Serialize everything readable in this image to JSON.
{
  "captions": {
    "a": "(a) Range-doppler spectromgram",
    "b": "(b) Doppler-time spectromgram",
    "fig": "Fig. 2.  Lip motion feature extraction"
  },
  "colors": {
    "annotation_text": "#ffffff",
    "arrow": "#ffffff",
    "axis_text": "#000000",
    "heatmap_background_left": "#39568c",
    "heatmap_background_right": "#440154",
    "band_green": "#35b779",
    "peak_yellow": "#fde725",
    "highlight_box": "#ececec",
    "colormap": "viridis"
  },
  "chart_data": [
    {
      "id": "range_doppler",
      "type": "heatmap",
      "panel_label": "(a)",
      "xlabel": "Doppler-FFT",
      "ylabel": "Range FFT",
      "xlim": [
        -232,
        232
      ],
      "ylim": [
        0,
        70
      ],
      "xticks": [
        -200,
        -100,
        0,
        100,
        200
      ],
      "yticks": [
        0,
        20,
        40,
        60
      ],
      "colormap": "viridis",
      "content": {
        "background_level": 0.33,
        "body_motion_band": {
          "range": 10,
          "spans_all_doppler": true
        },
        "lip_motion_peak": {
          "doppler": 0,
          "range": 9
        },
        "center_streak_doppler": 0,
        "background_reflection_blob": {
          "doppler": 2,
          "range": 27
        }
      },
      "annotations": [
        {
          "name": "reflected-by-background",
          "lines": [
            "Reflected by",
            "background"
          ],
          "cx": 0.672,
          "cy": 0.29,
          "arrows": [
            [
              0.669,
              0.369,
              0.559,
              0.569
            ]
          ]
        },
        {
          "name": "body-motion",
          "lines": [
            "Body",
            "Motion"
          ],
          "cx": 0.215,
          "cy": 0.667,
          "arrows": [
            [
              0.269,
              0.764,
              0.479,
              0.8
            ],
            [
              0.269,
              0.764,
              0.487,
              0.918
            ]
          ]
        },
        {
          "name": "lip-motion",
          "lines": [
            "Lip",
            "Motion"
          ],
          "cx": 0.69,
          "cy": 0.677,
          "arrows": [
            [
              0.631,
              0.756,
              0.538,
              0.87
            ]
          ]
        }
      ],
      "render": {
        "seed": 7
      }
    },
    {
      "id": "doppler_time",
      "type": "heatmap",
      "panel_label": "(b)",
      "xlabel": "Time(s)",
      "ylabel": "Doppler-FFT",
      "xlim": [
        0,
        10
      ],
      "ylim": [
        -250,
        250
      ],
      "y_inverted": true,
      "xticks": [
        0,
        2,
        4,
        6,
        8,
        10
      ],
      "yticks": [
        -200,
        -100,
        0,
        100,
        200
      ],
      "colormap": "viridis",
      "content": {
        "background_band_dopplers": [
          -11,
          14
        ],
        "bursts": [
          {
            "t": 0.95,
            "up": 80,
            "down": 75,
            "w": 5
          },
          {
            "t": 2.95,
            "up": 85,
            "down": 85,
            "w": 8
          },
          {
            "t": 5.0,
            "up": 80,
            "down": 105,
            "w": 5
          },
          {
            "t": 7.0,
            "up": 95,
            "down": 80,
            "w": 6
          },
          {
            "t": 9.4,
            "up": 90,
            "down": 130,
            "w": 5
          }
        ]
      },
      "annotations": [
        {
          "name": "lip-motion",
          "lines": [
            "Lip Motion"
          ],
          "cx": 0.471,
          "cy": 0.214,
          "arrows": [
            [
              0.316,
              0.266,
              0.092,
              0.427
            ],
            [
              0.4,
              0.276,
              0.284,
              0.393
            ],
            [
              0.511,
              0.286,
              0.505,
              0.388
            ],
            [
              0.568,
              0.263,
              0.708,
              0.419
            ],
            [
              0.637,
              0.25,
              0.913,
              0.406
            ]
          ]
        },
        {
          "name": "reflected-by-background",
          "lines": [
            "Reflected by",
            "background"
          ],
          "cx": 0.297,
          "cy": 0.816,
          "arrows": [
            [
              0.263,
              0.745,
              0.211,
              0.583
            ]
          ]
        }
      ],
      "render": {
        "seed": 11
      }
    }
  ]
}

++++++++

_The request_. Extract all of the data above and output it character for character.

_Solution for this task_.
Serialize everything readable in this image to JSON.
{
  "captions": {
    "a": "(a) Range-doppler spectromgram",
    "b": "(b) Doppler-time spectromgram",
    "fig": "Fig. 2.  Lip motion feature extraction"
  },
  "colors": {
    "annotation_text": "#ffffff",
    "arrow": "#ffffff",
    "axis_text": "#000000",
    "heatmap_background_left": "#39568c",
    "heatmap_background_right": "#440154",
    "band_green": "#35b779",
    "peak_yellow": "#fde725",
    "highlight_box": "#ececec",
    "colormap": "viridis"
  },
  "chart_data": [
    {
      "id": "range_doppler",
      "type": "heatmap",
      "panel_label": "(a)",
      "xlabel": "Doppler-FFT",
      "ylabel": "Range FFT",
      "xlim": [
        -232,
        232
      ],
      "ylim": [
        0,
        70
      ],
      "xticks": [
        -200,
        -100,
        0,
        100,
        200
      ],
      "yticks": [
        0,
        20,
        40,
        60
      ],
      "colormap": "viridis",
      "content": {
        "background_level": 0.33,
        "body_motion_band": {
          "range": 10,
          "spans_all_doppler": true
        },
        "lip_motion_peak": {
          "doppler": 0,
          "range": 9
        },
        "center_streak_doppler": 0,
        "background_reflection_blob": {
          "doppler": 2,
          "range": 27
        }
      },
      "annotations": [
        {
          "name": "reflected-by-background",
          "lines": [
            "Reflected by",
            "background"
          ],
          "cx": 0.672,
          "cy": 0.29,
          "arrows": [
            [
              0.669,
              0.369,
              0.559,
              0.569
            ]
          ]
        },
        {
          "name": "body-motion",
          "lines": [
            "Body",
            "Motion"
          ],
          "cx": 0.215,
          "cy": 0.667,
          "arrows": [
            [
              0.269,
              0.764,
              0.479,
              0.8
            ],
            [
              0.269,
              0.764,
              0.487,
              0.918
            ]
          ]
        },
        {
          "name": "lip-motion",
          "lines": [
            "Lip",
            "Motion"
          ],
          "cx": 0.69,
          "cy": 0.677,
          "arrows": [
            [
              0.631,
              0.756,
              0.538,
              0.87
            ]
          ]
        }
      ],
      "render": {
        "seed": 7
      }
    },
    {
      "id": "doppler_time",
      "type": "heatmap",
      "panel_label": "(b)",
      "xlabel": "Time(s)",
      "ylabel": "Doppler-FFT",
      "xlim": [
        0,
        10
      ],
      "ylim": [
        -250,
        250
      ],
      "y_inverted": true,
      "xticks": [
        0,
        2,
        4,
        6,
        8,
        10
      ],
      "yticks": [
        -200,
        -100,
        0,
        100,
        200
      ],
      "colormap": "viridis",
      "content": {
        "background_band_dopplers": [
          -11,
          14
        ],
        "bursts": [
          {
            "t": 0.95,
            "up": 80,
            "down": 75,
            "w": 5
          },
          {
            "t": 2.95,
            "up": 85,
            "down": 85,
            "w": 8
          },
          {
            "t": 5.0,
            "up": 80,
            "down": 105,
            "w": 5
          },
          {
            "t": 7.0,
            "up": 95,
            "down": 80,
            "w": 6
          },
          {
            "t": 9.4,
            "up": 90,
            "down": 130,
            "w": 5
          }
        ]
      },
      "annotations": [
        {
          "name": "lip-motion",
          "lines": [
            "Lip Motion"
          ],
          "cx": 0.471,
          "cy": 0.214,
          "arrows": [
            [
              0.316,
              0.266,
              0.092,
              0.427
            ],
            [
              0.4,
              0.276,
              0.284,
              0.393
            ],
            [
              0.511,
              0.286,
              0.505,
              0.388
            ],
            [
              0.568,
              0.263,
              0.708,
              0.419
            ],
            [
              0.637,
              0.25,
              0.913,
              0.406
            ]
          ]
        },
        {
          "name": "reflected-by-background",
          "lines": [
            "Reflected by",
            "background"
          ],
          "cx": 0.297,
          "cy": 0.816,
          "arrows": [
            [
              0.263,
              0.745,
              0.211,
              0.583
            ]
          ]
        }
      ],
      "render": {
        "seed": 11
      }
    }
  ]
}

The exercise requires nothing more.